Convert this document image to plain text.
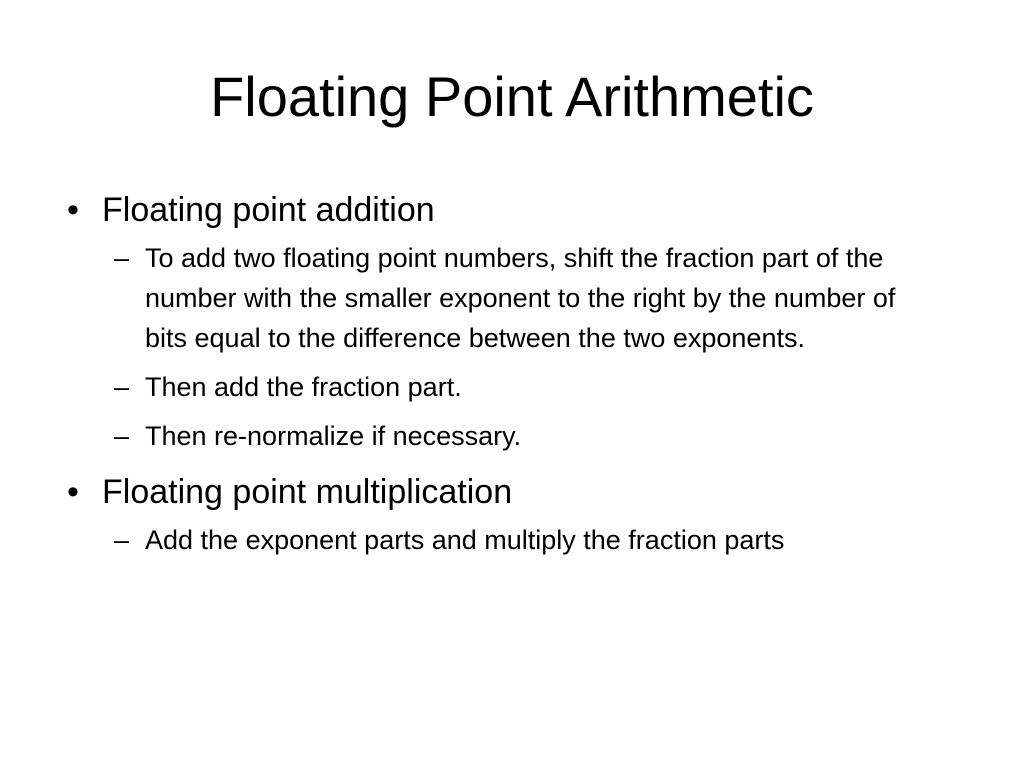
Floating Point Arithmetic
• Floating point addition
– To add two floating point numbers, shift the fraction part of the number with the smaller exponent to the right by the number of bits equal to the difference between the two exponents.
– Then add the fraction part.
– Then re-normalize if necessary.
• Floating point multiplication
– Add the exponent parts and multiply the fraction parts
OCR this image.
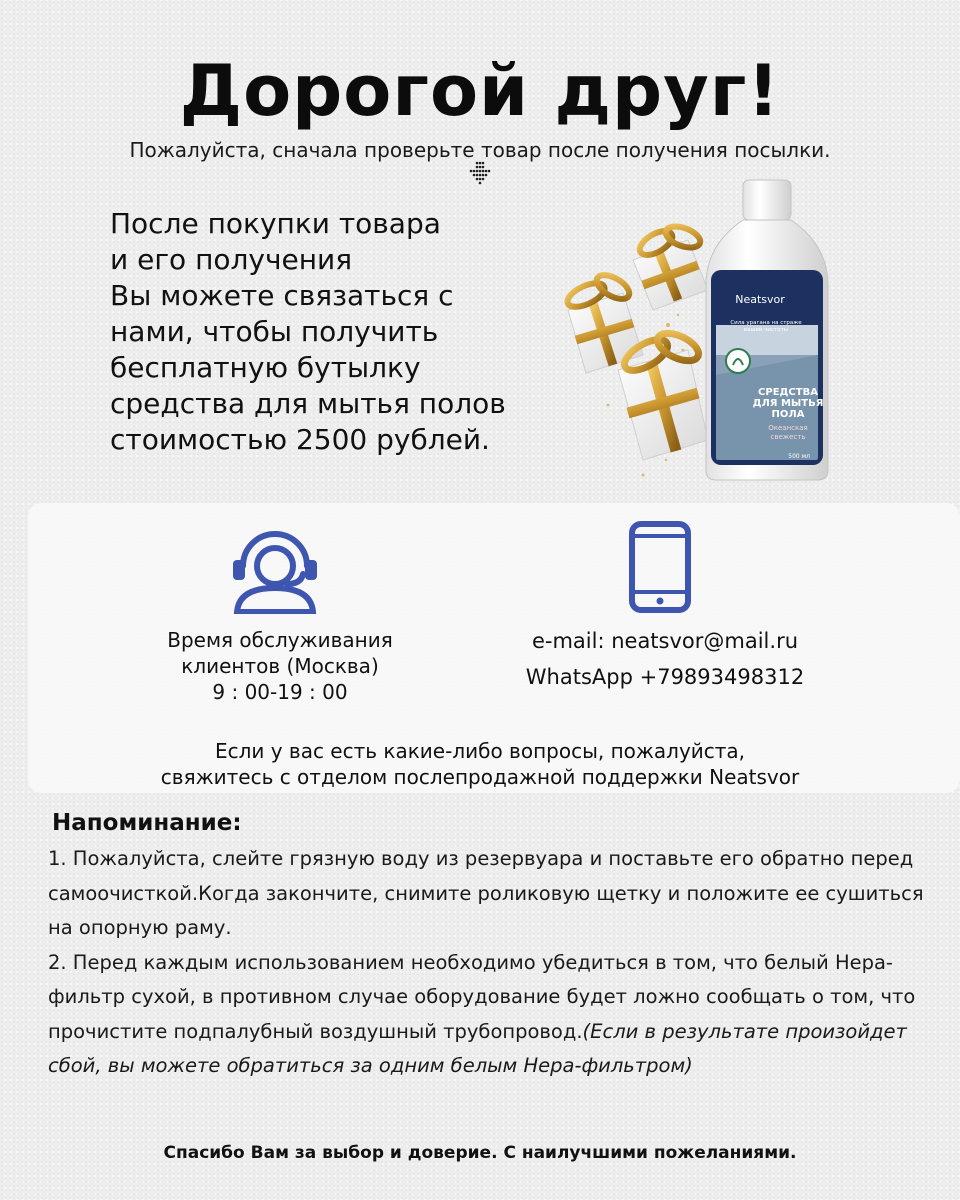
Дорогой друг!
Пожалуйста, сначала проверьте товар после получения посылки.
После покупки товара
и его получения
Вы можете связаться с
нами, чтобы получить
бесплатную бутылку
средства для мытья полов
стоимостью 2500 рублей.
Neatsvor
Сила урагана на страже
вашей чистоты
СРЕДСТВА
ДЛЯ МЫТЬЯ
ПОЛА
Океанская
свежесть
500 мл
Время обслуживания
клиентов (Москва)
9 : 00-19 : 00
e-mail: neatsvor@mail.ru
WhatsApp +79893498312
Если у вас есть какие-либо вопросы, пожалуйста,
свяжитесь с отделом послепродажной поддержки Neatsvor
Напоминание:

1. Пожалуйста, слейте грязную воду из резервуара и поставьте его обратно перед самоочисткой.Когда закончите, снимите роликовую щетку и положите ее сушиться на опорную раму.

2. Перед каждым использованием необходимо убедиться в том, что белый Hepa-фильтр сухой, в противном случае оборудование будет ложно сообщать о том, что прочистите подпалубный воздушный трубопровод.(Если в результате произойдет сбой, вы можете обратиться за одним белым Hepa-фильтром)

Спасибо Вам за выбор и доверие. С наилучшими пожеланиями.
§ §
**Task objective**
In the records above, locate every line with the string "получения" and copy it.

**Exercise response**
Пожалуйста, сначала проверьте товар после получения посылки.
и его получения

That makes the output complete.